__What the task asks__.
Below are records. Copy every line with "content" in it.

Data entries
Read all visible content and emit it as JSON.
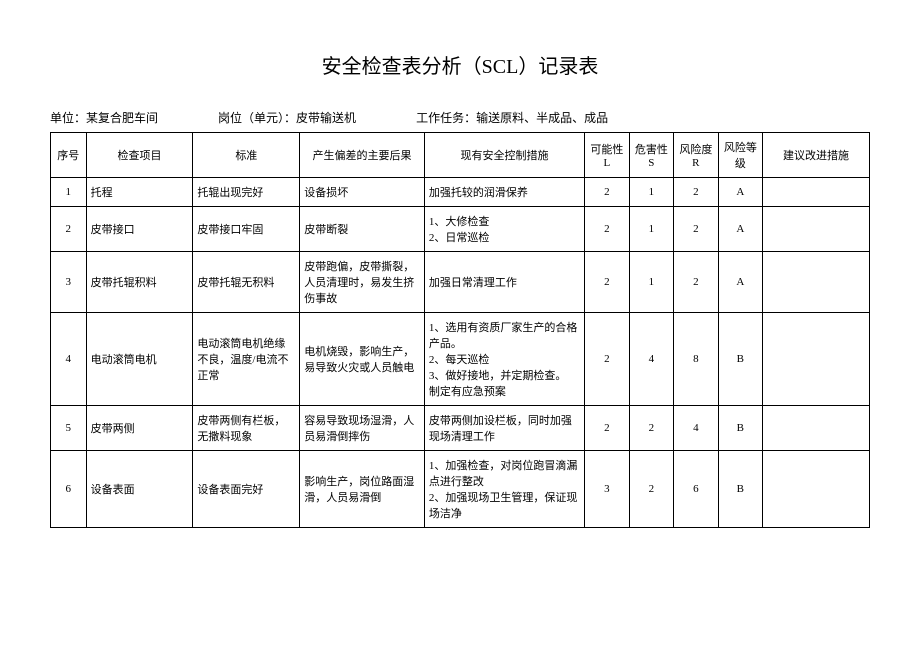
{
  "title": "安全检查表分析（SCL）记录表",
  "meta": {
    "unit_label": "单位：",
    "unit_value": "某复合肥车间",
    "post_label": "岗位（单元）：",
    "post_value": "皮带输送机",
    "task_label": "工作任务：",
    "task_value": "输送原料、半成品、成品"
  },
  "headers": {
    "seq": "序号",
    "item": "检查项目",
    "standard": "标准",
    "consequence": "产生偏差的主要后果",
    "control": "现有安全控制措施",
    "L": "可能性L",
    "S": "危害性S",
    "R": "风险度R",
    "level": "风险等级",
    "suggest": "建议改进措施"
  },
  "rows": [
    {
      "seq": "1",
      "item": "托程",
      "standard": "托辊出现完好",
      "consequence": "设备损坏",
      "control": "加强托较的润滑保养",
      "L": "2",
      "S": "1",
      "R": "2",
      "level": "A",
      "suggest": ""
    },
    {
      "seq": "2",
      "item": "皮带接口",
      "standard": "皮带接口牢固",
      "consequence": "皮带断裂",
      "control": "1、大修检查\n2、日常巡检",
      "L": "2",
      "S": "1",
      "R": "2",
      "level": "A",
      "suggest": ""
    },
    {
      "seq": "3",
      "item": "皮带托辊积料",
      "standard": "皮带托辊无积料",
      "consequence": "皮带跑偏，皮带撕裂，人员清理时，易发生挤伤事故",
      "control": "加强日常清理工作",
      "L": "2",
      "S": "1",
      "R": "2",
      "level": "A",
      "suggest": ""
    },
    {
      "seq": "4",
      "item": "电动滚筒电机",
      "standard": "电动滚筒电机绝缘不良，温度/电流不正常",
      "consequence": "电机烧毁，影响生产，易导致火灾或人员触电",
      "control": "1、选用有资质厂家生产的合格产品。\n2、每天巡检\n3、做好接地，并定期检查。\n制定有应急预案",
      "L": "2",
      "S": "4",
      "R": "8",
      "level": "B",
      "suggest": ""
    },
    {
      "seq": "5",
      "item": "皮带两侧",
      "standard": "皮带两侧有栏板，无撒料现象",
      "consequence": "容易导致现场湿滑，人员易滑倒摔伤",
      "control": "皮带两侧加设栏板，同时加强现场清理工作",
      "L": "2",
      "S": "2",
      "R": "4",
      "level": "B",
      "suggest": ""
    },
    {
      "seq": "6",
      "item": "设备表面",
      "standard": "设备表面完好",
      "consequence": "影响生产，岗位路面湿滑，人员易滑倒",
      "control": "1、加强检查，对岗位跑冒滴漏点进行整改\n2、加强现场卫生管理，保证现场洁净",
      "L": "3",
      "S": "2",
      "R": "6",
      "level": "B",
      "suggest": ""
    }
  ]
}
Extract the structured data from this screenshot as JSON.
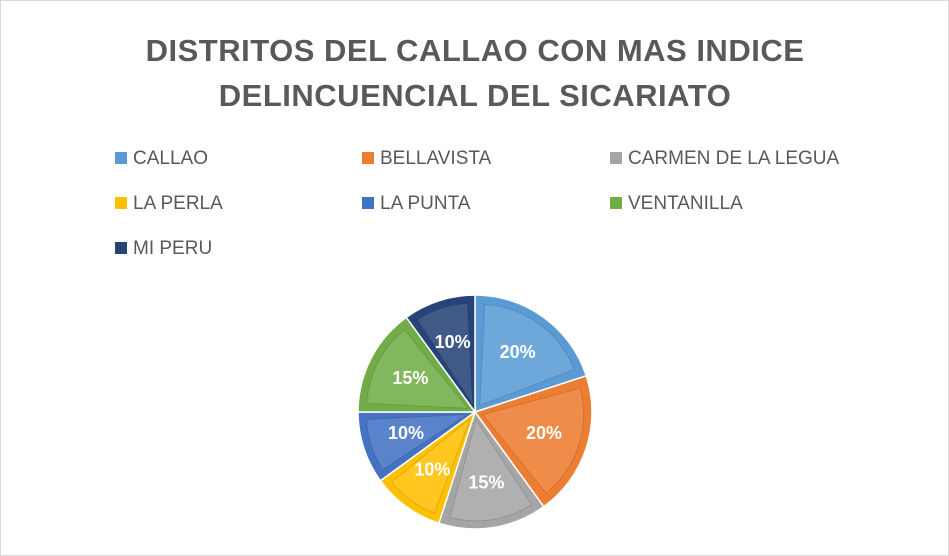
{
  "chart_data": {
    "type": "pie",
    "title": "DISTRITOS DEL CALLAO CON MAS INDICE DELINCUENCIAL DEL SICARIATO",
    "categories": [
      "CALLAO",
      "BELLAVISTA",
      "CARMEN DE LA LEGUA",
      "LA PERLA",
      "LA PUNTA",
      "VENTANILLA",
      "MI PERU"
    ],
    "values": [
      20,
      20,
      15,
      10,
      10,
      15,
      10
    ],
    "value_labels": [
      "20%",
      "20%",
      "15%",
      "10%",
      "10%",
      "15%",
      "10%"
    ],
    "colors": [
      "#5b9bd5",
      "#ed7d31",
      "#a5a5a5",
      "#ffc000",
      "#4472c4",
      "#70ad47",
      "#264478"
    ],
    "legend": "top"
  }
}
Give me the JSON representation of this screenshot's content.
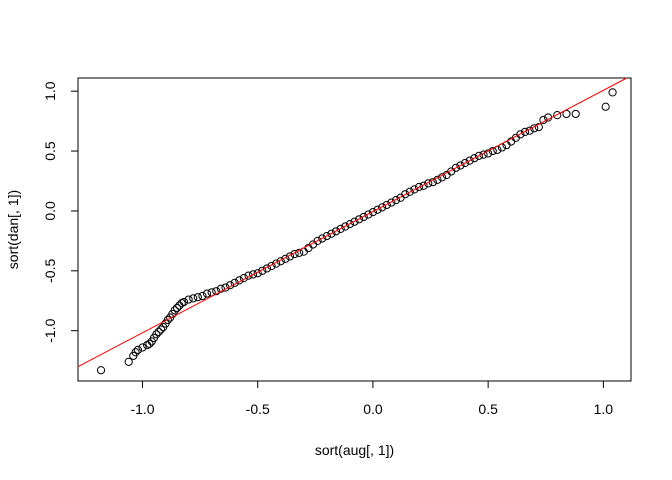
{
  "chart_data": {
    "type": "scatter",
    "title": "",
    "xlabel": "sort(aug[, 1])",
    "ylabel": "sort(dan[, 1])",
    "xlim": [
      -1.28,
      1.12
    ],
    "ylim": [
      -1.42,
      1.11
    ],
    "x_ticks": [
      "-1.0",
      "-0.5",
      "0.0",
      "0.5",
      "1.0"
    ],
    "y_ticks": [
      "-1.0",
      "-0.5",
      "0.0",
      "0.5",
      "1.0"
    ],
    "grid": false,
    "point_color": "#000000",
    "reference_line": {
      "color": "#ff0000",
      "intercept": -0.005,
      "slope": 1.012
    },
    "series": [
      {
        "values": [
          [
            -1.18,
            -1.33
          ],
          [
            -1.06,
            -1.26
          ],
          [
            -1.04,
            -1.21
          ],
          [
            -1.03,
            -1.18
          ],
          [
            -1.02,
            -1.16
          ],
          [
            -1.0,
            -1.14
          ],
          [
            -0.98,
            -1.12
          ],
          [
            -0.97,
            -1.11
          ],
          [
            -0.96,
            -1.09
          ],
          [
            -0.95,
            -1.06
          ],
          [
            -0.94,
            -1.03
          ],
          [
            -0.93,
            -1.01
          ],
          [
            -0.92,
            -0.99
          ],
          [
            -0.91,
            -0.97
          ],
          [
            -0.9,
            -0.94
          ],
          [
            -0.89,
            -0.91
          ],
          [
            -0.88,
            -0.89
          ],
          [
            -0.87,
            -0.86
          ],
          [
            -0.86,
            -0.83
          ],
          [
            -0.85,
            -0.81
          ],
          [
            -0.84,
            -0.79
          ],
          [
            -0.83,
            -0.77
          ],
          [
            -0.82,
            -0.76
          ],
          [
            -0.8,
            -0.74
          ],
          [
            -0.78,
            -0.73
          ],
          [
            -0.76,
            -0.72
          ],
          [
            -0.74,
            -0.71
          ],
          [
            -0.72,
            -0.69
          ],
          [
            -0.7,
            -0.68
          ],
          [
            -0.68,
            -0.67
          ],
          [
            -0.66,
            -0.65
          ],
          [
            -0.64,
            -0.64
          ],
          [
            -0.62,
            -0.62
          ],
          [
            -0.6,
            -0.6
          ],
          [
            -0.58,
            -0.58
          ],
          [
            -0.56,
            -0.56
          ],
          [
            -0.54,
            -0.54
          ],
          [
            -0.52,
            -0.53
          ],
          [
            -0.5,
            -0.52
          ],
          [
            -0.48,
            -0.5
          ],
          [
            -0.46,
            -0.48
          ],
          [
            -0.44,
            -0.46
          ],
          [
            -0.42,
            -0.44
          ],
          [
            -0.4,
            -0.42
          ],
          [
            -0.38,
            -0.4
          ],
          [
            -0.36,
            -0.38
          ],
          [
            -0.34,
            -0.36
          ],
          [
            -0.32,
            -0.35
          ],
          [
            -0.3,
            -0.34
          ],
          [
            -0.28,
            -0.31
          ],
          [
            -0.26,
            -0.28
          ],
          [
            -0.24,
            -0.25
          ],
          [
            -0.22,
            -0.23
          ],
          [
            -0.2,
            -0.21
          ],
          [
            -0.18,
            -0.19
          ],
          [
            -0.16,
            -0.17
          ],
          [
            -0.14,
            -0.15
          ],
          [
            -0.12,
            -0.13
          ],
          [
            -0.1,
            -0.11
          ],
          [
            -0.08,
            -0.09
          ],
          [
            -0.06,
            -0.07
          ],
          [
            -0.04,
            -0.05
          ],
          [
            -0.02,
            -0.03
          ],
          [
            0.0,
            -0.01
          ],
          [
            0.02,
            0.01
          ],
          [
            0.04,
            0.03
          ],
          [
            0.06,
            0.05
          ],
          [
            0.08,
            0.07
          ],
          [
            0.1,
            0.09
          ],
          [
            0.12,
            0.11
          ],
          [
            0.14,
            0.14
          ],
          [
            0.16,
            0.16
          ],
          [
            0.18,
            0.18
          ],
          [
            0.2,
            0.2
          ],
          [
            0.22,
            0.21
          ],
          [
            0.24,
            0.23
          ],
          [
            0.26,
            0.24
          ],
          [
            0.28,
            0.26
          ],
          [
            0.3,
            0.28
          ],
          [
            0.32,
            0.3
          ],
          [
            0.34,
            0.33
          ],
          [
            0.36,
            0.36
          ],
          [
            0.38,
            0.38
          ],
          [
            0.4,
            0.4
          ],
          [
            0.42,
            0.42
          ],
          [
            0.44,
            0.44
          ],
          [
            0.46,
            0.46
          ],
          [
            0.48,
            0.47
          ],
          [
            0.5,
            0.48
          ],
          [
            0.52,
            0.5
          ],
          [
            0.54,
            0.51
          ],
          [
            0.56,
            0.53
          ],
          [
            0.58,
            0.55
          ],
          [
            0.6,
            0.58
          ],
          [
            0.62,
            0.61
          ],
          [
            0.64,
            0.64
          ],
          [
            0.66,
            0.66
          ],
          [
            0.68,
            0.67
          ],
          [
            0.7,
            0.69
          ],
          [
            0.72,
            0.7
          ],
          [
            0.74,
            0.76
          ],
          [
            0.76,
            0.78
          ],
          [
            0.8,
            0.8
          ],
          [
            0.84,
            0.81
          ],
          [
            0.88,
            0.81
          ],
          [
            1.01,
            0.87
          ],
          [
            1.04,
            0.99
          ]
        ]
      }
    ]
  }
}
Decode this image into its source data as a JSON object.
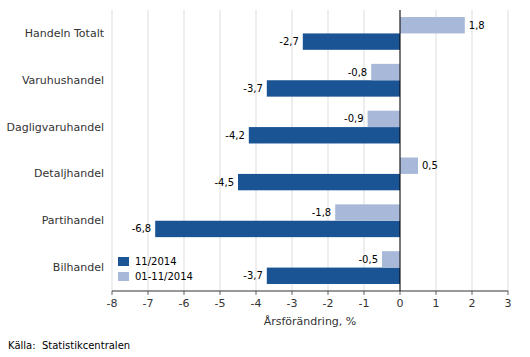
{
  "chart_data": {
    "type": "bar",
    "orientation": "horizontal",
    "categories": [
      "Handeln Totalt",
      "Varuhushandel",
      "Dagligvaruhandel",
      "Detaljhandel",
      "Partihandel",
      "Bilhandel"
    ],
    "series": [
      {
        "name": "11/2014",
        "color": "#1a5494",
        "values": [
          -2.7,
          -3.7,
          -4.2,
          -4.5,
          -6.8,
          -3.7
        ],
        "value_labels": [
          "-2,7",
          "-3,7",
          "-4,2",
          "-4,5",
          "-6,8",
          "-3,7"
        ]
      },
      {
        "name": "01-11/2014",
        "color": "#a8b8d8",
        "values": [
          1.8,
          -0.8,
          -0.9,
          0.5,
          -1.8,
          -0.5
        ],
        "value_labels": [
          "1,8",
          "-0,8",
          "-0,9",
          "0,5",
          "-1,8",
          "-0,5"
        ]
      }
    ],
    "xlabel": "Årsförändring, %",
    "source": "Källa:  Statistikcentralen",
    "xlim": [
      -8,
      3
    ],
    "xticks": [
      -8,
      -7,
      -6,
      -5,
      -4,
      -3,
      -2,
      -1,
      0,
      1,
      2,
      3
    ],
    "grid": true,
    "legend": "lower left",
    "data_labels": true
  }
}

__Answer__.
Read all visible content and emit it as JSON.
Give me the JSON representation of this screenshot's content.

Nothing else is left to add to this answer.